*Task requirements:*
Transcribe every line of the listing below without any deviation.

*Supplied information:*
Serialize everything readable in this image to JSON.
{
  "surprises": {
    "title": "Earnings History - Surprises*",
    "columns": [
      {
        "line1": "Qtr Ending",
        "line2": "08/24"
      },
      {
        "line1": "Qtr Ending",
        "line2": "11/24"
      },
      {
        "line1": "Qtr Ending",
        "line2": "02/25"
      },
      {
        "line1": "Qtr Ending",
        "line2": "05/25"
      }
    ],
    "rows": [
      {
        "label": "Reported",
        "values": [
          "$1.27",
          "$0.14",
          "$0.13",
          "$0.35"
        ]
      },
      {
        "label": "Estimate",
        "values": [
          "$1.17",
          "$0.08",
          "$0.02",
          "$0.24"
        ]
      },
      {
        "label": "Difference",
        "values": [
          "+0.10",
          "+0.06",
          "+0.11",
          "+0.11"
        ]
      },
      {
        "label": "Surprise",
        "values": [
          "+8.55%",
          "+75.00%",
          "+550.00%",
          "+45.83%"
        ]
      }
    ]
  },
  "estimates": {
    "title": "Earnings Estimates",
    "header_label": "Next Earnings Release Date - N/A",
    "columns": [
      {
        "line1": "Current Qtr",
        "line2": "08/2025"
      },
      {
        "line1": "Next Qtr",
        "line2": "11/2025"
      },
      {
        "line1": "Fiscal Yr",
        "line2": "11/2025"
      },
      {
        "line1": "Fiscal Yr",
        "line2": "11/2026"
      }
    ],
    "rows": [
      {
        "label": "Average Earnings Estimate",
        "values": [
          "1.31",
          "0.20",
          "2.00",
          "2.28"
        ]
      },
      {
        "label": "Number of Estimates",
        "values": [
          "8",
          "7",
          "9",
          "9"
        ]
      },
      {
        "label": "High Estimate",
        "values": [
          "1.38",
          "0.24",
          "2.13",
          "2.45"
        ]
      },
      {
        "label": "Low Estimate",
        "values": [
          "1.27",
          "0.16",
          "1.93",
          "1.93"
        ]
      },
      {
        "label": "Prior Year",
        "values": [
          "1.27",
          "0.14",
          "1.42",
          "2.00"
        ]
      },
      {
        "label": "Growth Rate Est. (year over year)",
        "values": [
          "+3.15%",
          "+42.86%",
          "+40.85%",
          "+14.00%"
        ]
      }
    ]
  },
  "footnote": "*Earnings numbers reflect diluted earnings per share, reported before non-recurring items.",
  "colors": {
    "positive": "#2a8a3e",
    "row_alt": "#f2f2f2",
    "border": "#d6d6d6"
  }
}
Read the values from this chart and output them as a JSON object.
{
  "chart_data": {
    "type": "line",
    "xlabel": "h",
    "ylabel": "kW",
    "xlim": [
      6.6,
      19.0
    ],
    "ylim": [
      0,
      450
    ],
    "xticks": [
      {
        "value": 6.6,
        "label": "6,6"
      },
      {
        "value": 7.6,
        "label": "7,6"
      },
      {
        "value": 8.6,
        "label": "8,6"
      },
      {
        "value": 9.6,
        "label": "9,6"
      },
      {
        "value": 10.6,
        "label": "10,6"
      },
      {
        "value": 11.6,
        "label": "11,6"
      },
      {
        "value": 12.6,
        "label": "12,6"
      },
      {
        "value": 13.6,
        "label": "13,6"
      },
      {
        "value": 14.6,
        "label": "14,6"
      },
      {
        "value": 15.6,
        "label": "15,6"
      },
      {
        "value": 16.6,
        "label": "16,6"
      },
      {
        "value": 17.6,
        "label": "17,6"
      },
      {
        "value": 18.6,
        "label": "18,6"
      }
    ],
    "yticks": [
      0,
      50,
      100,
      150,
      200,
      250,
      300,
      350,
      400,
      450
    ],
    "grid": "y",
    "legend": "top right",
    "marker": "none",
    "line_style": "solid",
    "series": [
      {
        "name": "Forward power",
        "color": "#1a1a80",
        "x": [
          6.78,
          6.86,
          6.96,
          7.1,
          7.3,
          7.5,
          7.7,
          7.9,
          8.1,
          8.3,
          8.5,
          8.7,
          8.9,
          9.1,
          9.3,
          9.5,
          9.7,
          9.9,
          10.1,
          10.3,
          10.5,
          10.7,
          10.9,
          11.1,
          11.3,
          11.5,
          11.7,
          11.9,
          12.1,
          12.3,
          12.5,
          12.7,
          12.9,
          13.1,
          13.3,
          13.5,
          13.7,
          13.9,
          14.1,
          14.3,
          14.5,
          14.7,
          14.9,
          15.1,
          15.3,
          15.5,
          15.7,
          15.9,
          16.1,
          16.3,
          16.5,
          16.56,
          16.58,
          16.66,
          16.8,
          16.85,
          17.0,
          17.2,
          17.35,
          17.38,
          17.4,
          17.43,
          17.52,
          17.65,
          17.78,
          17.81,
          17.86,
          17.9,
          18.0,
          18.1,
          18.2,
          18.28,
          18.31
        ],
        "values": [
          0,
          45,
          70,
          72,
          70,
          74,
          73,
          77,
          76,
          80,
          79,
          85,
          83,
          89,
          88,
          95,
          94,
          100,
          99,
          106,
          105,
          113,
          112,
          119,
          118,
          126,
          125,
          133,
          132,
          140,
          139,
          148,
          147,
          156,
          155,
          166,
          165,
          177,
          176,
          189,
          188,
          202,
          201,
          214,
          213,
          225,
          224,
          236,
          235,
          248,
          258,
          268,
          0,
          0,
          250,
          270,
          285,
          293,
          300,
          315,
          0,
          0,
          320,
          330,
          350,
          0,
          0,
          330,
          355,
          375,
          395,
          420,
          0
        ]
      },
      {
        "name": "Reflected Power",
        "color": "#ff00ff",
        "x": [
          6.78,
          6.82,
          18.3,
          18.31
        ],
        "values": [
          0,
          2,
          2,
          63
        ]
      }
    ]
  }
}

*Response:*
Serialize everything readable in this image to JSON.
{
  "surprises": {
    "title": "Earnings History - Surprises*",
    "columns": [
      {
        "line1": "Qtr Ending",
        "line2": "08/24"
      },
      {
        "line1": "Qtr Ending",
        "line2": "11/24"
      },
      {
        "line1": "Qtr Ending",
        "line2": "02/25"
      },
      {
        "line1": "Qtr Ending",
        "line2": "05/25"
      }
    ],
    "rows": [
      {
        "label": "Reported",
        "values": [
          "$1.27",
          "$0.14",
          "$0.13",
          "$0.35"
        ]
      },
      {
        "label": "Estimate",
        "values": [
          "$1.17",
          "$0.08",
          "$0.02",
          "$0.24"
        ]
      },
      {
        "label": "Difference",
        "values": [
          "+0.10",
          "+0.06",
          "+0.11",
          "+0.11"
        ]
      },
      {
        "label": "Surprise",
        "values": [
          "+8.55%",
          "+75.00%",
          "+550.00%",
          "+45.83%"
        ]
      }
    ]
  },
  "estimates": {
    "title": "Earnings Estimates",
    "header_label": "Next Earnings Release Date - N/A",
    "columns": [
      {
        "line1": "Current Qtr",
        "line2": "08/2025"
      },
      {
        "line1": "Next Qtr",
        "line2": "11/2025"
      },
      {
        "line1": "Fiscal Yr",
        "line2": "11/2025"
      },
      {
        "line1": "Fiscal Yr",
        "line2": "11/2026"
      }
    ],
    "rows": [
      {
        "label": "Average Earnings Estimate",
        "values": [
          "1.31",
          "0.20",
          "2.00",
          "2.28"
        ]
      },
      {
        "label": "Number of Estimates",
        "values": [
          "8",
          "7",
          "9",
          "9"
        ]
      },
      {
        "label": "High Estimate",
        "values": [
          "1.38",
          "0.24",
          "2.13",
          "2.45"
        ]
      },
      {
        "label": "Low Estimate",
        "values": [
          "1.27",
          "0.16",
          "1.93",
          "1.93"
        ]
      },
      {
        "label": "Prior Year",
        "values": [
          "1.27",
          "0.14",
          "1.42",
          "2.00"
        ]
      },
      {
        "label": "Growth Rate Est. (year over year)",
        "values": [
          "+3.15%",
          "+42.86%",
          "+40.85%",
          "+14.00%"
        ]
      }
    ]
  },
  "footnote": "*Earnings numbers reflect diluted earnings per share, reported before non-recurring items.",
  "colors": {
    "positive": "#2a8a3e",
    "row_alt": "#f2f2f2",
    "border": "#d6d6d6"
  }
}
Read the values from this chart and output them as a JSON object.
{
  "chart_data": {
    "type": "line",
    "xlabel": "h",
    "ylabel": "kW",
    "xlim": [
      6.6,
      19.0
    ],
    "ylim": [
      0,
      450
    ],
    "xticks": [
      {
        "value": 6.6,
        "label": "6,6"
      },
      {
        "value": 7.6,
        "label": "7,6"
      },
      {
        "value": 8.6,
        "label": "8,6"
      },
      {
        "value": 9.6,
        "label": "9,6"
      },
      {
        "value": 10.6,
        "label": "10,6"
      },
      {
        "value": 11.6,
        "label": "11,6"
      },
      {
        "value": 12.6,
        "label": "12,6"
      },
      {
        "value": 13.6,
        "label": "13,6"
      },
      {
        "value": 14.6,
        "label": "14,6"
      },
      {
        "value": 15.6,
        "label": "15,6"
      },
      {
        "value": 16.6,
        "label": "16,6"
      },
      {
        "value": 17.6,
        "label": "17,6"
      },
      {
        "value": 18.6,
        "label": "18,6"
      }
    ],
    "yticks": [
      0,
      50,
      100,
      150,
      200,
      250,
      300,
      350,
      400,
      450
    ],
    "grid": "y",
    "legend": "top right",
    "marker": "none",
    "line_style": "solid",
    "series": [
      {
        "name": "Forward power",
        "color": "#1a1a80",
        "x": [
          6.78,
          6.86,
          6.96,
          7.1,
          7.3,
          7.5,
          7.7,
          7.9,
          8.1,
          8.3,
          8.5,
          8.7,
          8.9,
          9.1,
          9.3,
          9.5,
          9.7,
          9.9,
          10.1,
          10.3,
          10.5,
          10.7,
          10.9,
          11.1,
          11.3,
          11.5,
          11.7,
          11.9,
          12.1,
          12.3,
          12.5,
          12.7,
          12.9,
          13.1,
          13.3,
          13.5,
          13.7,
          13.9,
          14.1,
          14.3,
          14.5,
          14.7,
          14.9,
          15.1,
          15.3,
          15.5,
          15.7,
          15.9,
          16.1,
          16.3,
          16.5,
          16.56,
          16.58,
          16.66,
          16.8,
          16.85,
          17.0,
          17.2,
          17.35,
          17.38,
          17.4,
          17.43,
          17.52,
          17.65,
          17.78,
          17.81,
          17.86,
          17.9,
          18.0,
          18.1,
          18.2,
          18.28,
          18.31
        ],
        "values": [
          0,
          45,
          70,
          72,
          70,
          74,
          73,
          77,
          76,
          80,
          79,
          85,
          83,
          89,
          88,
          95,
          94,
          100,
          99,
          106,
          105,
          113,
          112,
          119,
          118,
          126,
          125,
          133,
          132,
          140,
          139,
          148,
          147,
          156,
          155,
          166,
          165,
          177,
          176,
          189,
          188,
          202,
          201,
          214,
          213,
          225,
          224,
          236,
          235,
          248,
          258,
          268,
          0,
          0,
          250,
          270,
          285,
          293,
          300,
          315,
          0,
          0,
          320,
          330,
          350,
          0,
          0,
          330,
          355,
          375,
          395,
          420,
          0
        ]
      },
      {
        "name": "Reflected Power",
        "color": "#ff00ff",
        "x": [
          6.78,
          6.82,
          18.3,
          18.31
        ],
        "values": [
          0,
          2,
          2,
          63
        ]
      }
    ]
  }
}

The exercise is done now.